** BEGIN RAW DATA **

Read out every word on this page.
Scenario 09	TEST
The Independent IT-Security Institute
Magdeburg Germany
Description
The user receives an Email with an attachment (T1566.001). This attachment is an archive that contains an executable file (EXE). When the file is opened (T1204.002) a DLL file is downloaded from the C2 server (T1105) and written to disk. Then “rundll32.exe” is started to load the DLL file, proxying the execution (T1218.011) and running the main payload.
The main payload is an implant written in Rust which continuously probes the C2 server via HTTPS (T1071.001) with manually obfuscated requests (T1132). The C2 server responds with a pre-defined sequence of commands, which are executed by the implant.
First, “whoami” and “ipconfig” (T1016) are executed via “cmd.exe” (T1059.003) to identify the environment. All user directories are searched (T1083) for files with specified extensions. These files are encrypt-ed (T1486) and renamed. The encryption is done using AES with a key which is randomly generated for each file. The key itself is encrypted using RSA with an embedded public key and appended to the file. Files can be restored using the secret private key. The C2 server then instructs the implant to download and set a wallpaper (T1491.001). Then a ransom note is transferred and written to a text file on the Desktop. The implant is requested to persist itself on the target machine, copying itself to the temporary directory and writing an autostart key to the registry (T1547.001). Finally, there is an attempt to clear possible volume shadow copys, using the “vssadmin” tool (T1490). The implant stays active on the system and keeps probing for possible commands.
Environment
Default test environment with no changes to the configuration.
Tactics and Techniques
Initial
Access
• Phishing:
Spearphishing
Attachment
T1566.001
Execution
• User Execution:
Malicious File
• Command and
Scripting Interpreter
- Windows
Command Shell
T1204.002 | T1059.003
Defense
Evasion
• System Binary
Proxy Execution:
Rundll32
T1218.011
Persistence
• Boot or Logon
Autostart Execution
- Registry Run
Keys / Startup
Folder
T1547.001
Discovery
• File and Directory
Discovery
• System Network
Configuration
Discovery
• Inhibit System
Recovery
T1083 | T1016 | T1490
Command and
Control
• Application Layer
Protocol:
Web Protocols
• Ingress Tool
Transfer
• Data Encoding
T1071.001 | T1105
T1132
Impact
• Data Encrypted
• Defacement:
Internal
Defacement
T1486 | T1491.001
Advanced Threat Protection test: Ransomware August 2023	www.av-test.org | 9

** END RAW DATA **

*REQUIRED TASK*. Repeat the records above exactly.

*WORKED ANSWER*.
Read out every word on this page.
Scenario 09	TEST
The Independent IT-Security Institute
Magdeburg Germany
Description
The user receives an Email with an attachment (T1566.001). This attachment is an archive that contains an executable file (EXE). When the file is opened (T1204.002) a DLL file is downloaded from the C2 server (T1105) and written to disk. Then “rundll32.exe” is started to load the DLL file, proxying the execution (T1218.011) and running the main payload.
The main payload is an implant written in Rust which continuously probes the C2 server via HTTPS (T1071.001) with manually obfuscated requests (T1132). The C2 server responds with a pre-defined sequence of commands, which are executed by the implant.
First, “whoami” and “ipconfig” (T1016) are executed via “cmd.exe” (T1059.003) to identify the environment. All user directories are searched (T1083) for files with specified extensions. These files are encrypt-ed (T1486) and renamed. The encryption is done using AES with a key which is randomly generated for each file. The key itself is encrypted using RSA with an embedded public key and appended to the file. Files can be restored using the secret private key. The C2 server then instructs the implant to download and set a wallpaper (T1491.001). Then a ransom note is transferred and written to a text file on the Desktop. The implant is requested to persist itself on the target machine, copying itself to the temporary directory and writing an autostart key to the registry (T1547.001). Finally, there is an attempt to clear possible volume shadow copys, using the “vssadmin” tool (T1490). The implant stays active on the system and keeps probing for possible commands.
Environment
Default test environment with no changes to the configuration.
Tactics and Techniques
Initial
Access
• Phishing:
Spearphishing
Attachment
T1566.001
Execution
• User Execution:
Malicious File
• Command and
Scripting Interpreter
- Windows
Command Shell
T1204.002 | T1059.003
Defense
Evasion
• System Binary
Proxy Execution:
Rundll32
T1218.011
Persistence
• Boot or Logon
Autostart Execution
- Registry Run
Keys / Startup
Folder
T1547.001
Discovery
• File and Directory
Discovery
• System Network
Configuration
Discovery
• Inhibit System
Recovery
T1083 | T1016 | T1490
Command and
Control
• Application Layer
Protocol:
Web Protocols
• Ingress Tool
Transfer
• Data Encoding
T1071.001 | T1105
T1132
Impact
• Data Encrypted
• Defacement:
Internal
Defacement
T1486 | T1491.001
Advanced Threat Protection test: Ransomware August 2023	www.av-test.org | 9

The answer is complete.